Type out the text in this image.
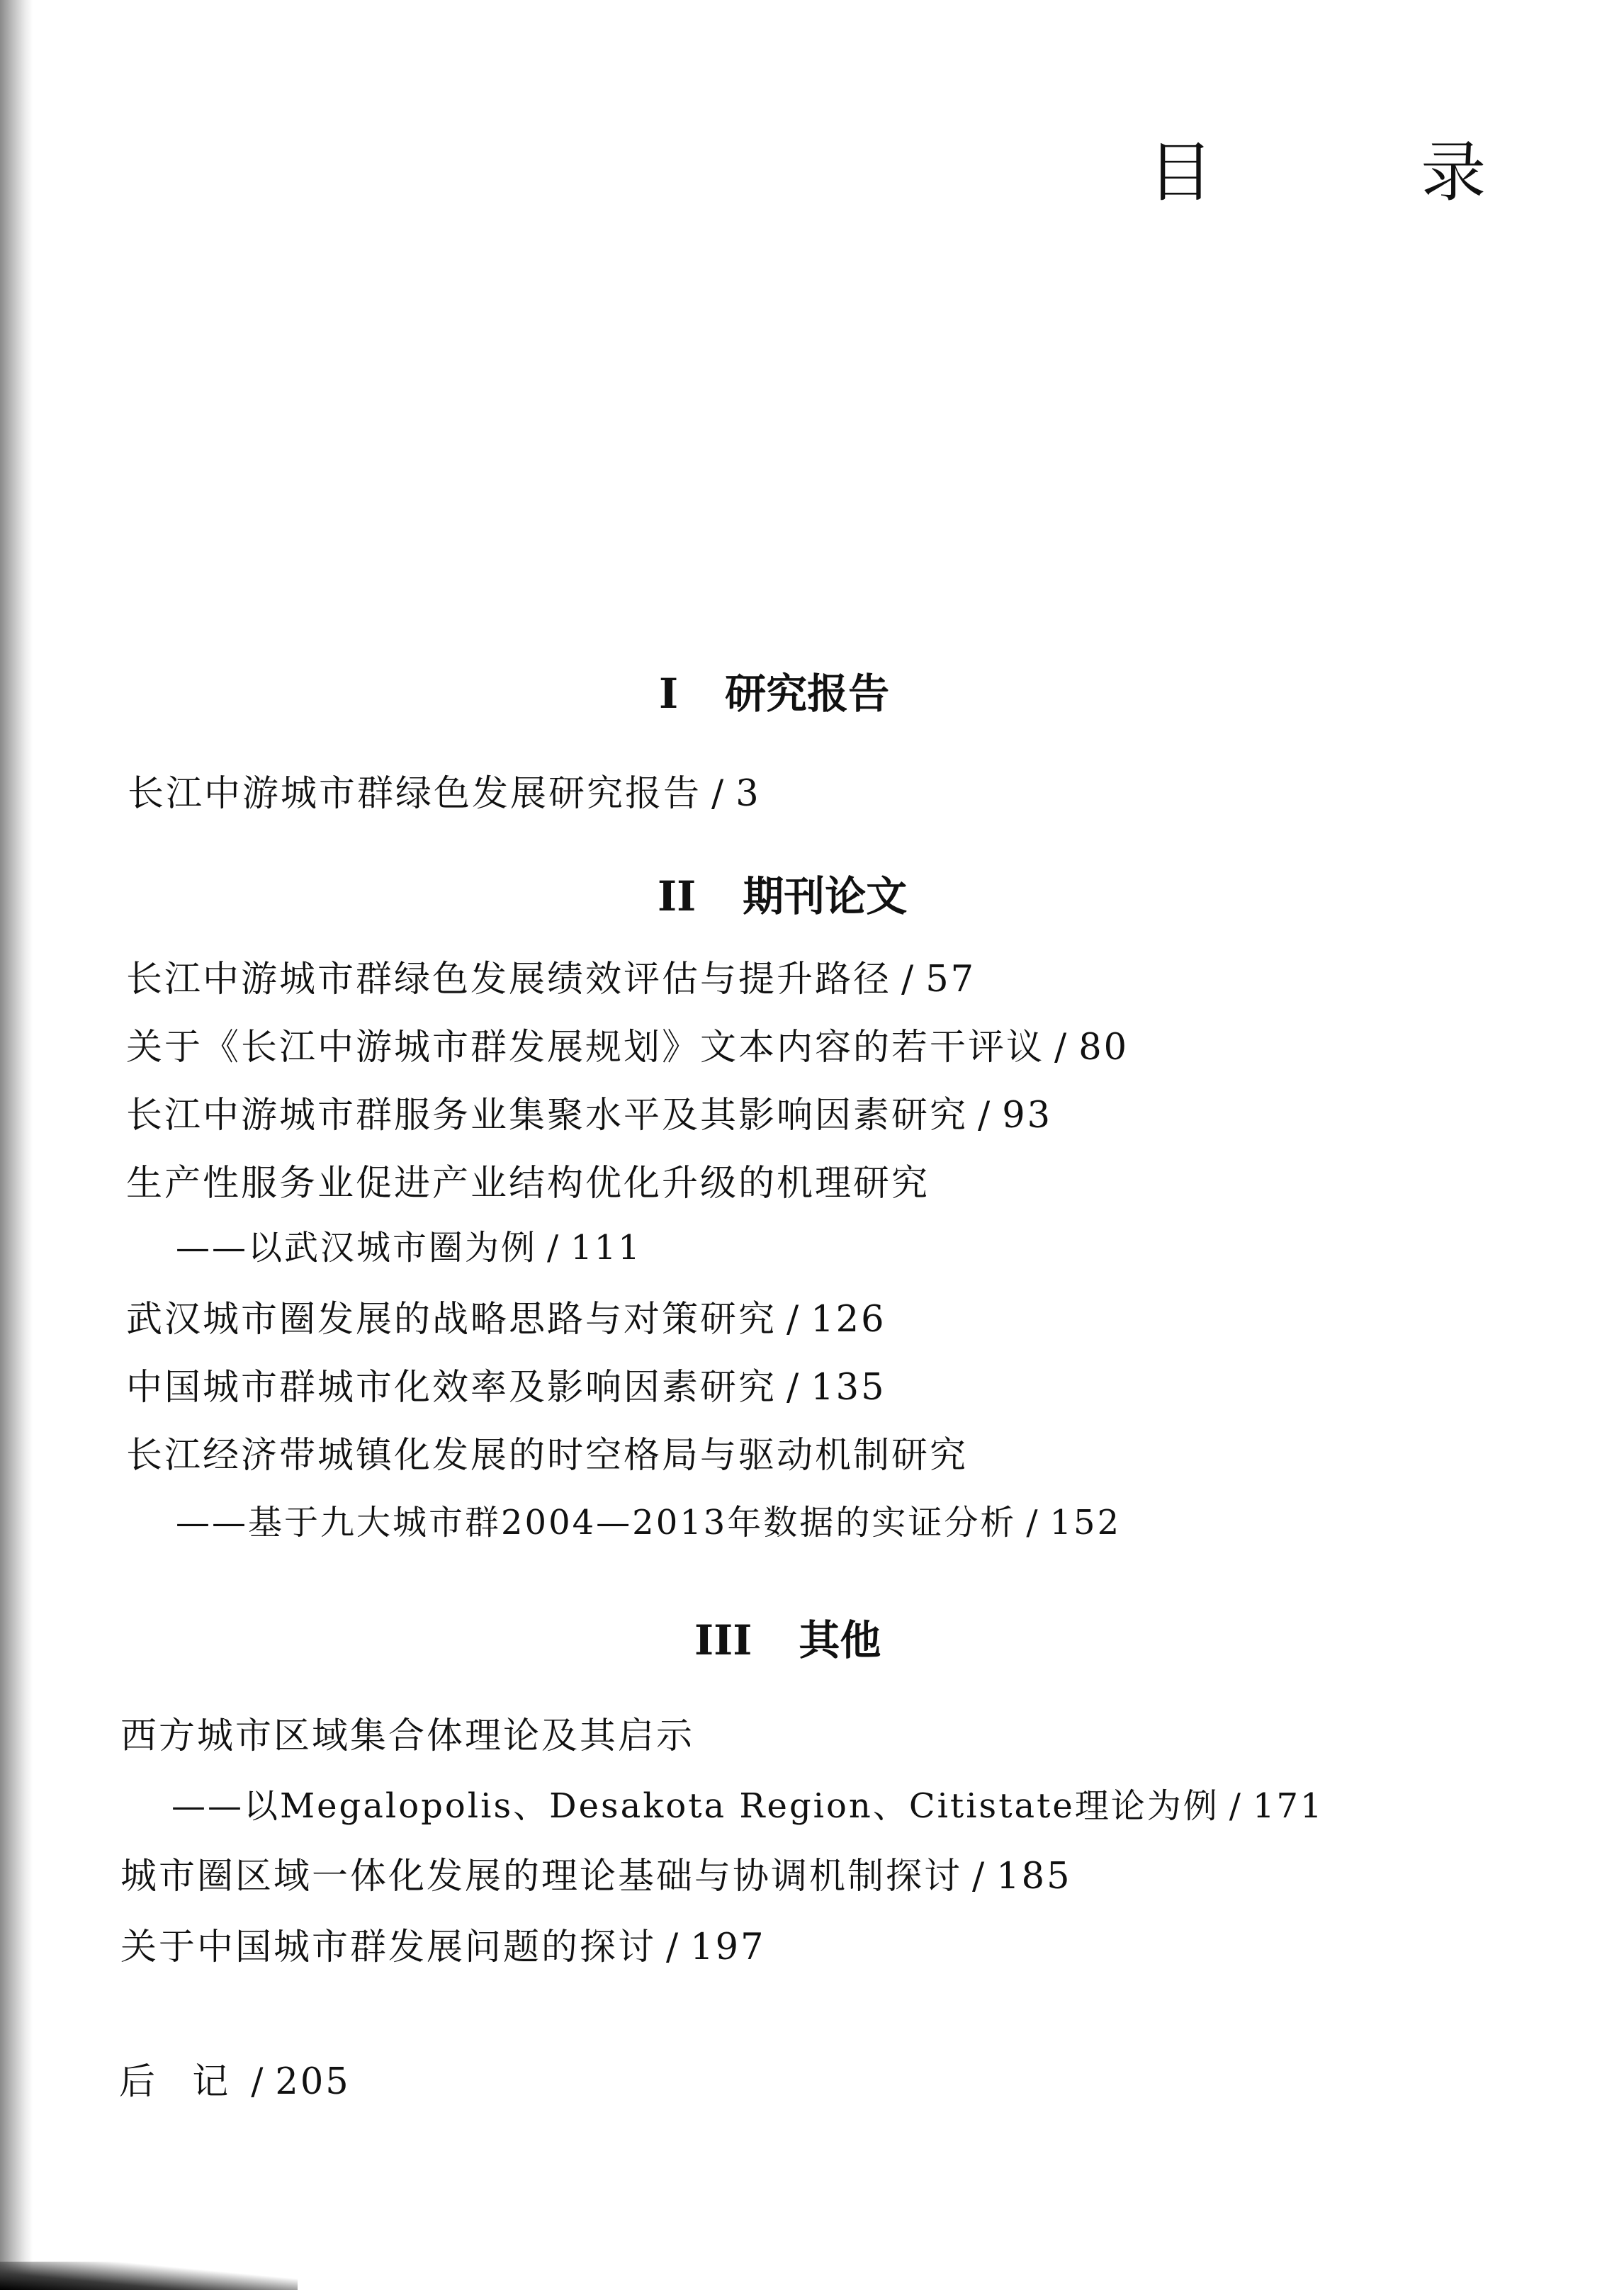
目 录
I 研究报告
长江中游城市群绿色发展研究报告 / 3
II 期刊论文
长江中游城市群绿色发展绩效评估与提升路径 / 57
关于《长江中游城市群发展规划》文本内容的若干评议 / 80
长江中游城市群服务业集聚水平及其影响因素研究 / 93
生产性服务业促进产业结构优化升级的机理研究
——以武汉城市圈为例 / 111
武汉城市圈发展的战略思路与对策研究 / 126
中国城市群城市化效率及影响因素研究 / 135
长江经济带城镇化发展的时空格局与驱动机制研究
——基于九大城市群2004—2013年数据的实证分析 / 152
III 其他
西方城市区域集合体理论及其启示
——以Megalopolis、Desakota Region、Citistate理论为例 / 171
城市圈区域一体化发展的理论基础与协调机制探讨 / 185
关于中国城市群发展问题的探讨 / 197
后 记 / 205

> [Written exercise] Reproduce every entry word for word, but omit the pictures.

> [Written solution]
Type out the text in this image.
目 录
I 研究报告
长江中游城市群绿色发展研究报告 / 3
II 期刊论文
长江中游城市群绿色发展绩效评估与提升路径 / 57
关于《长江中游城市群发展规划》文本内容的若干评议 / 80
长江中游城市群服务业集聚水平及其影响因素研究 / 93
生产性服务业促进产业结构优化升级的机理研究
——以武汉城市圈为例 / 111
武汉城市圈发展的战略思路与对策研究 / 126
中国城市群城市化效率及影响因素研究 / 135
长江经济带城镇化发展的时空格局与驱动机制研究
——基于九大城市群2004—2013年数据的实证分析 / 152
III 其他
西方城市区域集合体理论及其启示
——以Megalopolis、Desakota Region、Citistate理论为例 / 171
城市圈区域一体化发展的理论基础与协调机制探讨 / 185
关于中国城市群发展问题的探讨 / 197
后 记 / 205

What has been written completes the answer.